◆ Goal of the exercise
Below are entries. Pull out all lines containing "title".

◆ Record extracts
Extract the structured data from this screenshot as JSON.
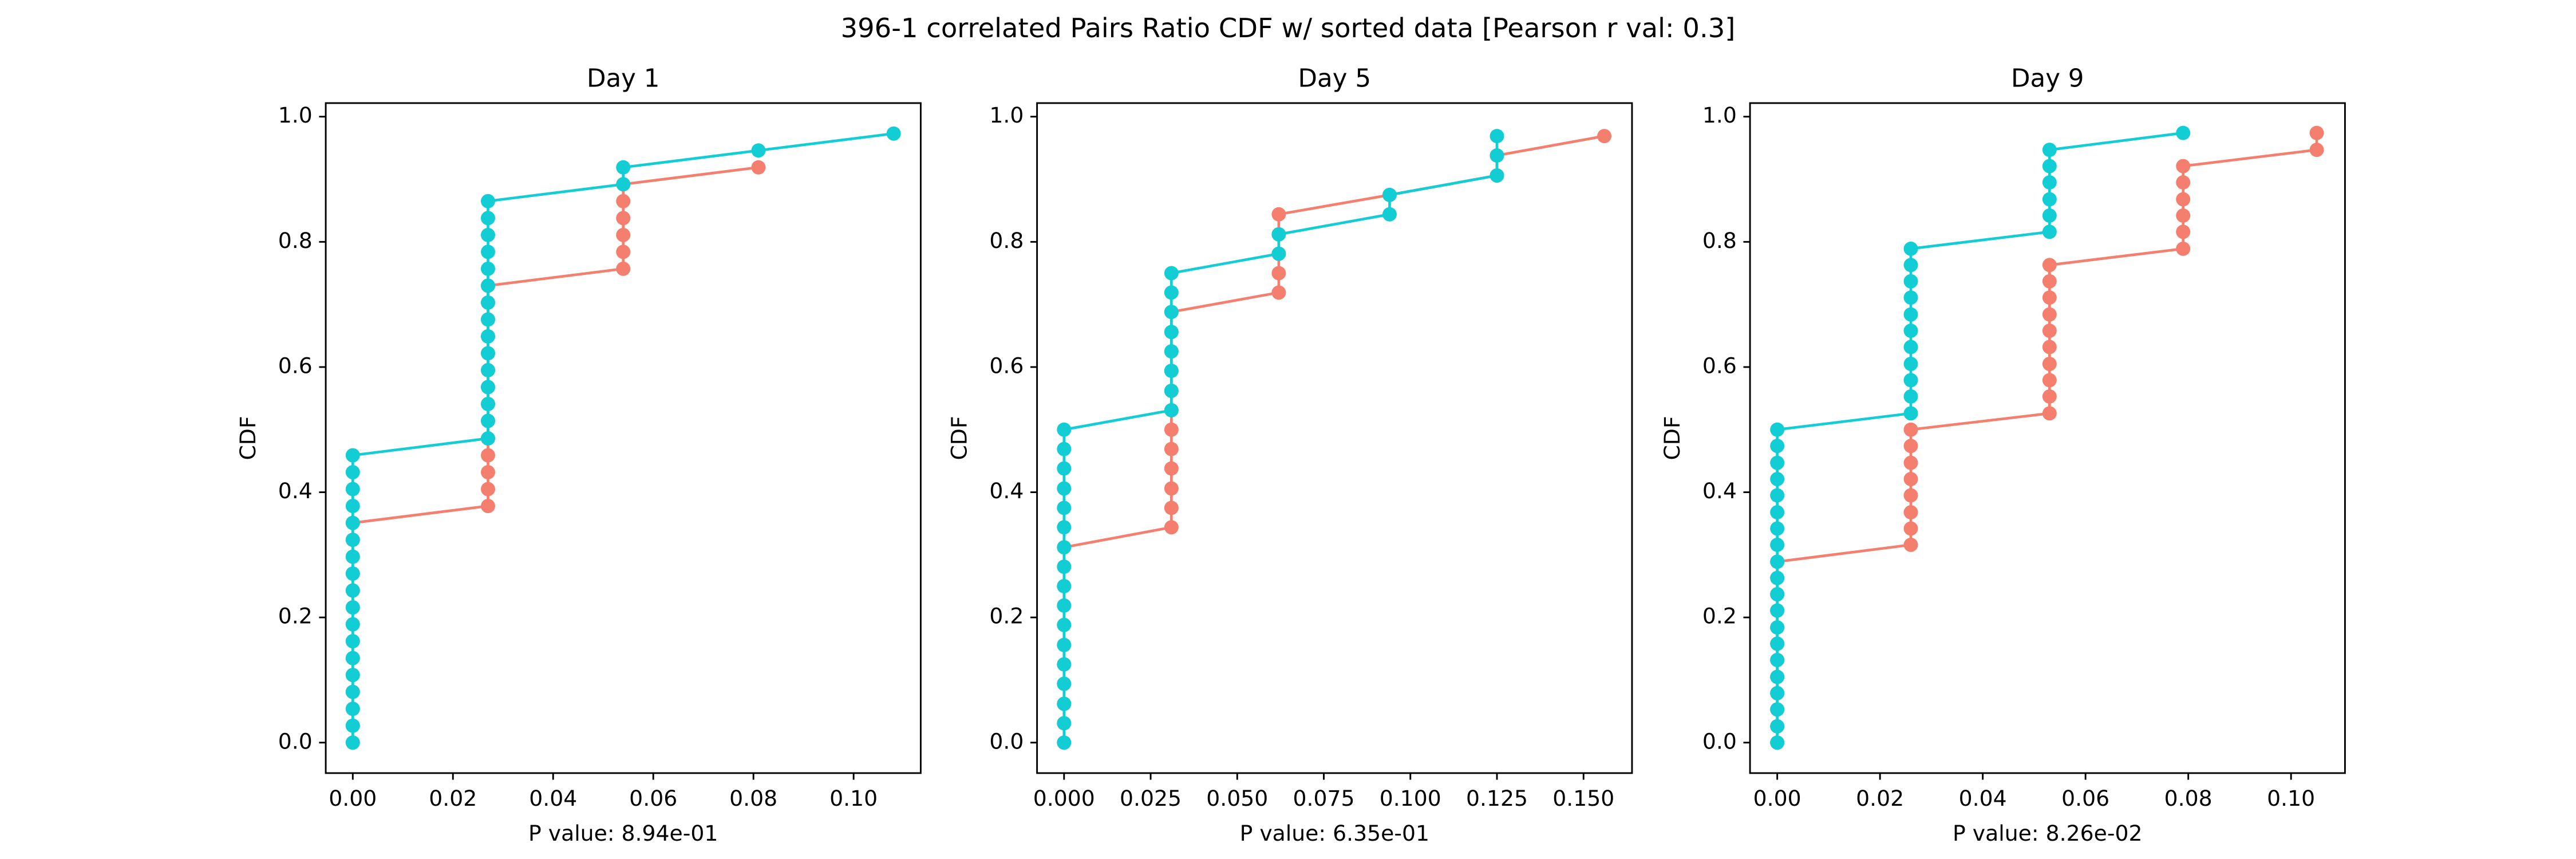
{
  "title": "396-1 correlated Pairs Ratio CDF w/ sorted data [Pearson r val: 0.3]",
  "chart_data": [
    {
      "type": "line",
      "title": "Day 1",
      "ylabel": "CDF",
      "xlabel": "P value: 8.94e-01",
      "xlim": [
        -0.0054,
        0.1134
      ],
      "ylim": [
        -0.0487,
        1.0217
      ],
      "xticks": [
        {
          "value": 0,
          "label": "0.00"
        },
        0.02,
        0.04,
        0.06,
        0.08,
        {
          "value": 0.1,
          "label": "0.10"
        }
      ],
      "yticks": [
        {
          "value": 0,
          "label": "0.0"
        },
        0.2,
        0.4,
        0.6,
        0.8,
        {
          "value": 1,
          "label": "1.0"
        }
      ],
      "series": [
        {
          "color": "#f47f6f",
          "x": [
            0,
            0,
            0,
            0,
            0,
            0,
            0,
            0,
            0,
            0,
            0,
            0,
            0,
            0,
            0.027,
            0.027,
            0.027,
            0.027,
            0.027,
            0.027,
            0.027,
            0.027,
            0.027,
            0.027,
            0.027,
            0.027,
            0.027,
            0.027,
            0.054,
            0.054,
            0.054,
            0.054,
            0.054,
            0.054,
            0.081
          ],
          "values": [
            0,
            0.027,
            0.054,
            0.081,
            0.108,
            0.135,
            0.162,
            0.189,
            0.216,
            0.243,
            0.27,
            0.297,
            0.324,
            0.351,
            0.378,
            0.405,
            0.432,
            0.459,
            0.486,
            0.514,
            0.541,
            0.568,
            0.595,
            0.622,
            0.649,
            0.676,
            0.703,
            0.73,
            0.757,
            0.784,
            0.811,
            0.838,
            0.865,
            0.892,
            0.919
          ]
        },
        {
          "color": "#12cdd4",
          "x": [
            0,
            0,
            0,
            0,
            0,
            0,
            0,
            0,
            0,
            0,
            0,
            0,
            0,
            0,
            0,
            0,
            0,
            0,
            0.027,
            0.027,
            0.027,
            0.027,
            0.027,
            0.027,
            0.027,
            0.027,
            0.027,
            0.027,
            0.027,
            0.027,
            0.027,
            0.027,
            0.027,
            0.054,
            0.054,
            0.081,
            0.108
          ],
          "values": [
            0,
            0.027,
            0.054,
            0.081,
            0.108,
            0.135,
            0.162,
            0.189,
            0.216,
            0.243,
            0.27,
            0.297,
            0.324,
            0.351,
            0.378,
            0.405,
            0.432,
            0.459,
            0.486,
            0.514,
            0.541,
            0.568,
            0.595,
            0.622,
            0.649,
            0.676,
            0.703,
            0.73,
            0.757,
            0.784,
            0.811,
            0.838,
            0.865,
            0.892,
            0.919,
            0.946,
            0.973
          ]
        }
      ]
    },
    {
      "type": "line",
      "title": "Day 5",
      "ylabel": "CDF",
      "xlabel": "P value: 6.35e-01",
      "xlim": [
        -0.0078,
        0.164
      ],
      "ylim": [
        -0.0487,
        1.0217
      ],
      "xticks": [
        {
          "value": 0,
          "label": "0.000"
        },
        0.025,
        {
          "value": 0.05,
          "label": "0.050"
        },
        0.075,
        {
          "value": 0.1,
          "label": "0.100"
        },
        0.125,
        {
          "value": 0.15,
          "label": "0.150"
        }
      ],
      "yticks": [
        {
          "value": 0,
          "label": "0.0"
        },
        0.2,
        0.4,
        0.6,
        0.8,
        {
          "value": 1,
          "label": "1.0"
        }
      ],
      "series": [
        {
          "color": "#f47f6f",
          "x": [
            0,
            0,
            0,
            0,
            0,
            0,
            0,
            0,
            0,
            0,
            0,
            0.031,
            0.031,
            0.031,
            0.031,
            0.031,
            0.031,
            0.031,
            0.031,
            0.031,
            0.031,
            0.031,
            0.031,
            0.062,
            0.062,
            0.062,
            0.062,
            0.062,
            0.094,
            0.125,
            0.125,
            0.156
          ],
          "values": [
            0,
            0.031,
            0.062,
            0.094,
            0.125,
            0.156,
            0.188,
            0.219,
            0.25,
            0.281,
            0.312,
            0.344,
            0.375,
            0.406,
            0.438,
            0.469,
            0.5,
            0.531,
            0.562,
            0.594,
            0.625,
            0.656,
            0.688,
            0.719,
            0.75,
            0.781,
            0.812,
            0.844,
            0.875,
            0.906,
            0.938,
            0.969
          ]
        },
        {
          "color": "#12cdd4",
          "x": [
            0,
            0,
            0,
            0,
            0,
            0,
            0,
            0,
            0,
            0,
            0,
            0,
            0,
            0,
            0,
            0,
            0,
            0.031,
            0.031,
            0.031,
            0.031,
            0.031,
            0.031,
            0.031,
            0.031,
            0.062,
            0.062,
            0.094,
            0.094,
            0.125,
            0.125,
            0.125
          ],
          "values": [
            0,
            0.031,
            0.062,
            0.094,
            0.125,
            0.156,
            0.188,
            0.219,
            0.25,
            0.281,
            0.312,
            0.344,
            0.375,
            0.406,
            0.438,
            0.469,
            0.5,
            0.531,
            0.562,
            0.594,
            0.625,
            0.656,
            0.688,
            0.719,
            0.75,
            0.781,
            0.812,
            0.844,
            0.875,
            0.906,
            0.938,
            0.969
          ]
        }
      ]
    },
    {
      "type": "line",
      "title": "Day 9",
      "ylabel": "CDF",
      "xlabel": "P value: 8.26e-02",
      "xlim": [
        -0.0053,
        0.1105
      ],
      "ylim": [
        -0.0487,
        1.0217
      ],
      "xticks": [
        {
          "value": 0,
          "label": "0.00"
        },
        0.02,
        0.04,
        0.06,
        0.08,
        {
          "value": 0.1,
          "label": "0.10"
        }
      ],
      "yticks": [
        {
          "value": 0,
          "label": "0.0"
        },
        0.2,
        0.4,
        0.6,
        0.8,
        {
          "value": 1,
          "label": "1.0"
        }
      ],
      "series": [
        {
          "color": "#f47f6f",
          "x": [
            0,
            0,
            0,
            0,
            0,
            0,
            0,
            0,
            0,
            0,
            0,
            0,
            0.026,
            0.026,
            0.026,
            0.026,
            0.026,
            0.026,
            0.026,
            0.026,
            0.053,
            0.053,
            0.053,
            0.053,
            0.053,
            0.053,
            0.053,
            0.053,
            0.053,
            0.053,
            0.079,
            0.079,
            0.079,
            0.079,
            0.079,
            0.079,
            0.105,
            0.105
          ],
          "values": [
            0,
            0.026,
            0.053,
            0.079,
            0.105,
            0.132,
            0.158,
            0.184,
            0.211,
            0.237,
            0.263,
            0.289,
            0.316,
            0.342,
            0.368,
            0.395,
            0.421,
            0.447,
            0.474,
            0.5,
            0.526,
            0.553,
            0.579,
            0.605,
            0.632,
            0.658,
            0.684,
            0.711,
            0.737,
            0.763,
            0.789,
            0.816,
            0.842,
            0.868,
            0.895,
            0.921,
            0.947,
            0.974
          ]
        },
        {
          "color": "#12cdd4",
          "x": [
            0,
            0,
            0,
            0,
            0,
            0,
            0,
            0,
            0,
            0,
            0,
            0,
            0,
            0,
            0,
            0,
            0,
            0,
            0,
            0,
            0.026,
            0.026,
            0.026,
            0.026,
            0.026,
            0.026,
            0.026,
            0.026,
            0.026,
            0.026,
            0.026,
            0.053,
            0.053,
            0.053,
            0.053,
            0.053,
            0.053,
            0.079
          ],
          "values": [
            0,
            0.026,
            0.053,
            0.079,
            0.105,
            0.132,
            0.158,
            0.184,
            0.211,
            0.237,
            0.263,
            0.289,
            0.316,
            0.342,
            0.368,
            0.395,
            0.421,
            0.447,
            0.474,
            0.5,
            0.526,
            0.553,
            0.579,
            0.605,
            0.632,
            0.658,
            0.684,
            0.711,
            0.737,
            0.763,
            0.789,
            0.816,
            0.842,
            0.868,
            0.895,
            0.921,
            0.947,
            0.974
          ]
        }
      ]
    }
  ]
}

◆ Response below
  "title": "396-1 correlated Pairs Ratio CDF w/ sorted data [Pearson r val: 0.3]",
      "title": "Day 1",
      "title": "Day 5",
      "title": "Day 9",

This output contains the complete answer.